JOB
Pick out every line that holds the string "Vallecas" and copy it.

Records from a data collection
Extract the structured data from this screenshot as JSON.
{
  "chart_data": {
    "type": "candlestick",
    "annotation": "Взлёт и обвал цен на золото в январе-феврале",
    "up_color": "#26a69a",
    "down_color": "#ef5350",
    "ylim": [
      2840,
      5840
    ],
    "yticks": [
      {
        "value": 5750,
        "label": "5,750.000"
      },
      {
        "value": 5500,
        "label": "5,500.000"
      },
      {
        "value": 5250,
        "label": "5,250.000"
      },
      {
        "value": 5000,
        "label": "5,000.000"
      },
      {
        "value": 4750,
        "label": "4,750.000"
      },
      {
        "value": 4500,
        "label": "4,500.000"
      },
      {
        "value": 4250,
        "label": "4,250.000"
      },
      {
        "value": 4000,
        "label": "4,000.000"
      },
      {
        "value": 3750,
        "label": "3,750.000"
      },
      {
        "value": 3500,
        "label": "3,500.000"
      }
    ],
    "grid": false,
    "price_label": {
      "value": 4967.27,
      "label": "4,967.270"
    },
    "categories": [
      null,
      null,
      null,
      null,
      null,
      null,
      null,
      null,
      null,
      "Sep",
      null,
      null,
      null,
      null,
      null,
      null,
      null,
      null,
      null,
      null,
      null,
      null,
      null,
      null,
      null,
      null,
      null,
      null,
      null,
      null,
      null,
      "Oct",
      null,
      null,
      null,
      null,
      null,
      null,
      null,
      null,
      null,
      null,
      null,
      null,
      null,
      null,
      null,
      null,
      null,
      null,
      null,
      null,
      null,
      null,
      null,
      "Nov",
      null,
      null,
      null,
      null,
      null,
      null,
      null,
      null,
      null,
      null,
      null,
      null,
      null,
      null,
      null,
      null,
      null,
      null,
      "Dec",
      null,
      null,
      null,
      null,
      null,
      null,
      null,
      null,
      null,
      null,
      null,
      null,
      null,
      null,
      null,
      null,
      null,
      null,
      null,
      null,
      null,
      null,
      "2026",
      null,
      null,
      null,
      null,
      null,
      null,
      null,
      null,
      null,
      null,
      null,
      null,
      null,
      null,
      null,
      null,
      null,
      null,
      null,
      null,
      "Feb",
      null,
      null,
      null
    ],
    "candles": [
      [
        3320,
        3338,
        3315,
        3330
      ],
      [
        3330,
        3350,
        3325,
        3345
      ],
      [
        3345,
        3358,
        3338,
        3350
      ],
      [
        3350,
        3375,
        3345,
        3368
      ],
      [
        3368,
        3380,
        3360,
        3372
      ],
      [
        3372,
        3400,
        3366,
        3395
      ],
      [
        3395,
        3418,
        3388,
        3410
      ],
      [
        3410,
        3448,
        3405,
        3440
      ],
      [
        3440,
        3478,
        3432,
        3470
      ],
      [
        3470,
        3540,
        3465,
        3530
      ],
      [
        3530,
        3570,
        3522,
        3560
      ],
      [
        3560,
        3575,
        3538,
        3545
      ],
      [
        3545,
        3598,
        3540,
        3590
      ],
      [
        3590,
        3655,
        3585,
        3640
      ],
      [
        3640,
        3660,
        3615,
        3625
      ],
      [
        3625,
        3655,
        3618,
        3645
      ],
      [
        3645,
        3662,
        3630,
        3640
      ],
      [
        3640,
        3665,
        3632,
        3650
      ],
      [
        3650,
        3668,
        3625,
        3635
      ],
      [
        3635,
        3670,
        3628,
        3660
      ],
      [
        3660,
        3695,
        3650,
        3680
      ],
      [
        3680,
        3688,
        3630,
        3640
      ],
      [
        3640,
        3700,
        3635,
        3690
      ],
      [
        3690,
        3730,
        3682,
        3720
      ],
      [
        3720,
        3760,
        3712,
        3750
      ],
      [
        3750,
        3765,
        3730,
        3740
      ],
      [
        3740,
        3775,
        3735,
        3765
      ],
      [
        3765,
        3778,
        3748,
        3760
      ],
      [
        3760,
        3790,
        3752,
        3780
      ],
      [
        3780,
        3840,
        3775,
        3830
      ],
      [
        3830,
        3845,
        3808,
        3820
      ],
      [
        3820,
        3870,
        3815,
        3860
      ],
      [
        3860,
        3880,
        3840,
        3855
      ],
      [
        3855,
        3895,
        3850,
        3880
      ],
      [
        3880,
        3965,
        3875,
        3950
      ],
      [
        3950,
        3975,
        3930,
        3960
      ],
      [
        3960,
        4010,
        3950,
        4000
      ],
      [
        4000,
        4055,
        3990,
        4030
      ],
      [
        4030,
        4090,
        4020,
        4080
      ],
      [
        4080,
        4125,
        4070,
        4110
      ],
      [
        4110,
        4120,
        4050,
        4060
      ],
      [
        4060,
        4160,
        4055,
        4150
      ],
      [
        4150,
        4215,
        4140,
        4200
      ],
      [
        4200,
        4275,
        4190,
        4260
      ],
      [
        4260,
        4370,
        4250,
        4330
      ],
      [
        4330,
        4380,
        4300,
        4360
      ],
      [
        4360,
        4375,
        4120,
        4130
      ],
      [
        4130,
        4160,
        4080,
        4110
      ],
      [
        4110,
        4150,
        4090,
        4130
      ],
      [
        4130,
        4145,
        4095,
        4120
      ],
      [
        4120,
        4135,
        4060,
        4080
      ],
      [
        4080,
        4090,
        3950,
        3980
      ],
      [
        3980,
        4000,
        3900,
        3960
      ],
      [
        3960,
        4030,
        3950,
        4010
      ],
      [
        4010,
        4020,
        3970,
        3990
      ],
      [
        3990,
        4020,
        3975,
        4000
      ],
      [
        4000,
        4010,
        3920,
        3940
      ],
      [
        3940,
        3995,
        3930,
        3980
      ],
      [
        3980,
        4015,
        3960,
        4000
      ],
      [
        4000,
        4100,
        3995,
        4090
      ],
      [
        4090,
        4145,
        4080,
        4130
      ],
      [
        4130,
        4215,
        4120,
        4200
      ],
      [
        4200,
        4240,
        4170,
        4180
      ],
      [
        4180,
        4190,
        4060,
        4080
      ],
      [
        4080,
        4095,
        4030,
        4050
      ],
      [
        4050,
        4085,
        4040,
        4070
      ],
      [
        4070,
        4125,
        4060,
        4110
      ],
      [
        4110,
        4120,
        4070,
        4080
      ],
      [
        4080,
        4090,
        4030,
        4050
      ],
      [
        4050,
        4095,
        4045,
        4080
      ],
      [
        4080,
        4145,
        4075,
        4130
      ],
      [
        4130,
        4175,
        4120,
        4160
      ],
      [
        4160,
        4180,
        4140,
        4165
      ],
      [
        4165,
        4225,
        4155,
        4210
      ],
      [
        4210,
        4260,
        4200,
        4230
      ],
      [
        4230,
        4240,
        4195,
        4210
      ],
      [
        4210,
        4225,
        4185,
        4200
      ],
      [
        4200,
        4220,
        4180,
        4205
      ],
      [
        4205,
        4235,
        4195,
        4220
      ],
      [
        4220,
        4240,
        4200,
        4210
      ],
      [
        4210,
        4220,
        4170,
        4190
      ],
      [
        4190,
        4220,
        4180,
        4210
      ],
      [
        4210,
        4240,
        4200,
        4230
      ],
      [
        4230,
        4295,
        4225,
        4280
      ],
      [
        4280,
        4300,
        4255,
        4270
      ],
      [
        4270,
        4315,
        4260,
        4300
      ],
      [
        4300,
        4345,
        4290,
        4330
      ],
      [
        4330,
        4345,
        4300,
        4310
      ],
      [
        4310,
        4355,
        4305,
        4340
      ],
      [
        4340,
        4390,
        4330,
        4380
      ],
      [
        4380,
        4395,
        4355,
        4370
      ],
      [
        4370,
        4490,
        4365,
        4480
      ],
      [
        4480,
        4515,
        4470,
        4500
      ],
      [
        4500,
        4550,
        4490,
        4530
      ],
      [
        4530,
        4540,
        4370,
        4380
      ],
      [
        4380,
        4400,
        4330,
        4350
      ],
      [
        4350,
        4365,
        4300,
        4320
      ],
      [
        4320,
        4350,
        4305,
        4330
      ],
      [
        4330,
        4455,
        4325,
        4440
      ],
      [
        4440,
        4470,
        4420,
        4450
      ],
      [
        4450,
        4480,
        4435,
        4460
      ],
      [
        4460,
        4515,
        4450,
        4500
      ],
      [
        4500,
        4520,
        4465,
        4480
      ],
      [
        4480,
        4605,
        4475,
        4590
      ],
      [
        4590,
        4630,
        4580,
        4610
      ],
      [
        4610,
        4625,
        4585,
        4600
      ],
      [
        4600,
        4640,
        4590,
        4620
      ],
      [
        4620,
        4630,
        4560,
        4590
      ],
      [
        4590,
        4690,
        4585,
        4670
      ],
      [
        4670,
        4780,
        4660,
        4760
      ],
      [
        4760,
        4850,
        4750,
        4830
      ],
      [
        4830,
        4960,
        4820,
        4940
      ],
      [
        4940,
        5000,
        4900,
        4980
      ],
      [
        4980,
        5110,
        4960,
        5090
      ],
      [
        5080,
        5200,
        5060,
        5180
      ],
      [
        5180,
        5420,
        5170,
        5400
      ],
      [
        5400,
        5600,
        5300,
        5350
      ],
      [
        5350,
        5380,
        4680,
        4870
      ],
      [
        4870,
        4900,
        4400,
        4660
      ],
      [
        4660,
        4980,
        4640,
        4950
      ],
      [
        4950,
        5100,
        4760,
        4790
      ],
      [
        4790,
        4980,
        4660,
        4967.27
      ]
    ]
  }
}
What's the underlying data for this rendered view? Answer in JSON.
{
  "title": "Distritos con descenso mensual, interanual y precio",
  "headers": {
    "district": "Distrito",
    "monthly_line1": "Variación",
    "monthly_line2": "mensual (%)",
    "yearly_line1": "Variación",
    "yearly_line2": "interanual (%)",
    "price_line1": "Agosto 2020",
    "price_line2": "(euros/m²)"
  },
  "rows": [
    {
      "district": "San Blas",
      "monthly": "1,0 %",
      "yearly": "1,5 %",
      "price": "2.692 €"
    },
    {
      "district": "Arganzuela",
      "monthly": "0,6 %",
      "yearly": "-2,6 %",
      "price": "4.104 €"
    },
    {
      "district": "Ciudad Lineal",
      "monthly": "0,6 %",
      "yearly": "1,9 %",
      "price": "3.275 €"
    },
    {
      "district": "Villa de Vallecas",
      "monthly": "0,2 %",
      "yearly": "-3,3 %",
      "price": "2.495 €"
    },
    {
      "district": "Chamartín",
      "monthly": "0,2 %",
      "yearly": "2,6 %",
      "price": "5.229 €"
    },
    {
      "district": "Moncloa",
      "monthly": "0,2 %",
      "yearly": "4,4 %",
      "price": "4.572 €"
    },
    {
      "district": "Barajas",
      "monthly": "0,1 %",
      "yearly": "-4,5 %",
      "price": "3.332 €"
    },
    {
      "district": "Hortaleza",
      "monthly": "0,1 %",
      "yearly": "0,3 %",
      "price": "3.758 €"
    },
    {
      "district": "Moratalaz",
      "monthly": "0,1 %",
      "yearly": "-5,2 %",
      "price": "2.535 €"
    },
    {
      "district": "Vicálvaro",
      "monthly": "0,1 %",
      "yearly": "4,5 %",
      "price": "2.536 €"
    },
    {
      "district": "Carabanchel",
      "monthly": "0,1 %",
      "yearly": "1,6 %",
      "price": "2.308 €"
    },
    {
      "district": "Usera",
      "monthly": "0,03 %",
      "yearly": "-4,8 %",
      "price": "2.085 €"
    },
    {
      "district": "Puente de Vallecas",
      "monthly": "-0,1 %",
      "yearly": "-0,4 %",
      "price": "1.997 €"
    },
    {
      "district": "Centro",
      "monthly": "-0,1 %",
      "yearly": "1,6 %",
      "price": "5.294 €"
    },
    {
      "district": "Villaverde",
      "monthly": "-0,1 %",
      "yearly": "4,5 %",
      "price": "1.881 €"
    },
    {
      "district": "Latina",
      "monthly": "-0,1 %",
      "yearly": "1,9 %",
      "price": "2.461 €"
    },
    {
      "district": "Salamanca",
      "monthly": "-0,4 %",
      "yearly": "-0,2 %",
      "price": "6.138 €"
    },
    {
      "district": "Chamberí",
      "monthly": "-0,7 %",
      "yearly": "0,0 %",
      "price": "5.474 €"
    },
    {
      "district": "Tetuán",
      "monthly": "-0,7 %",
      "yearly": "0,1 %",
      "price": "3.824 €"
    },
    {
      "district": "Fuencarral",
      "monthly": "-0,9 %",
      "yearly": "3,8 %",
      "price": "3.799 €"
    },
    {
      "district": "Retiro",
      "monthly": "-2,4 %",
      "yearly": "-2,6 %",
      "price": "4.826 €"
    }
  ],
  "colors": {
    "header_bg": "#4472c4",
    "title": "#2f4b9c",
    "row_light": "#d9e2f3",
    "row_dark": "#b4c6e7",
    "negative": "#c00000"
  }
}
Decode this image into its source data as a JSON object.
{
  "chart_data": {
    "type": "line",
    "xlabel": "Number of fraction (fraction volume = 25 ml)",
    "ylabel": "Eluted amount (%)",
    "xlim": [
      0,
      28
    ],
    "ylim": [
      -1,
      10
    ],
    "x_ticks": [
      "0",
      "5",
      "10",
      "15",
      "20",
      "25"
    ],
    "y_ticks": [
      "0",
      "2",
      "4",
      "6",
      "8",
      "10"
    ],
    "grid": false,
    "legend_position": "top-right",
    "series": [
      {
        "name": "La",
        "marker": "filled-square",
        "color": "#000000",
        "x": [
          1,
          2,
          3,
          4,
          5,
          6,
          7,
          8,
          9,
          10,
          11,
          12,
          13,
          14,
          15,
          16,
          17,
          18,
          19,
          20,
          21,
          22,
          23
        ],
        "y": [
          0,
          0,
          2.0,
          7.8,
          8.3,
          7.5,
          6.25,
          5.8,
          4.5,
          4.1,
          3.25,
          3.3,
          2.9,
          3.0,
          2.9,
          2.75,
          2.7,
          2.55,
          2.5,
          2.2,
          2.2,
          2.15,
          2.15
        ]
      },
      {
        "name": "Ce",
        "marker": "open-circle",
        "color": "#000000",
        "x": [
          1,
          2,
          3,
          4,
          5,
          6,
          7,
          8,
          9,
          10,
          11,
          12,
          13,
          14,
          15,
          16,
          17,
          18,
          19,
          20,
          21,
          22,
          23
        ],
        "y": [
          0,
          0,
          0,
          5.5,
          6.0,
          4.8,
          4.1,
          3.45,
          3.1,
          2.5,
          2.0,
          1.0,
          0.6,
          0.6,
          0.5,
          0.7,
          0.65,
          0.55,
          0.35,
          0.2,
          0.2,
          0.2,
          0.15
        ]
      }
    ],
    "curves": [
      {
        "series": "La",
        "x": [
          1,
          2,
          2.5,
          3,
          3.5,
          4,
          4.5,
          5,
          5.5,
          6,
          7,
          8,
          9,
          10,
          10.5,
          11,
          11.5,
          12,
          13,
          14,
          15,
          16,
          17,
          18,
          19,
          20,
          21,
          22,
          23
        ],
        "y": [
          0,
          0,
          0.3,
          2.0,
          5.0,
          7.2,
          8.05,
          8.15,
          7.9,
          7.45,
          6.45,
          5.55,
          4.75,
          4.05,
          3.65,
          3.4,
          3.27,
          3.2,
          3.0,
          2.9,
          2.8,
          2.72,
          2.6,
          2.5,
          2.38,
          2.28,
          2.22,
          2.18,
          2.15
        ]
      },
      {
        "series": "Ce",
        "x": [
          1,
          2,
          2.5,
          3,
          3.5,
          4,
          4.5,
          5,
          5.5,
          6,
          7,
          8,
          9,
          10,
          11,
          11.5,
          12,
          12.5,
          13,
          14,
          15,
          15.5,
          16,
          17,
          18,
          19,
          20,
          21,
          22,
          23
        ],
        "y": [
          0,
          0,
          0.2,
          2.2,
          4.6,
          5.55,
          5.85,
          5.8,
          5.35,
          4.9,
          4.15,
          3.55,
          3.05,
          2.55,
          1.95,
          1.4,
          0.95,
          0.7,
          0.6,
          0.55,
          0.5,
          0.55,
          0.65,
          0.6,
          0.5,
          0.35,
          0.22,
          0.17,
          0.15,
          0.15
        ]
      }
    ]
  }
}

RESPONSE TO THE EXERCISE
      "district": "Villa de Vallecas",
      "district": "Puente de Vallecas",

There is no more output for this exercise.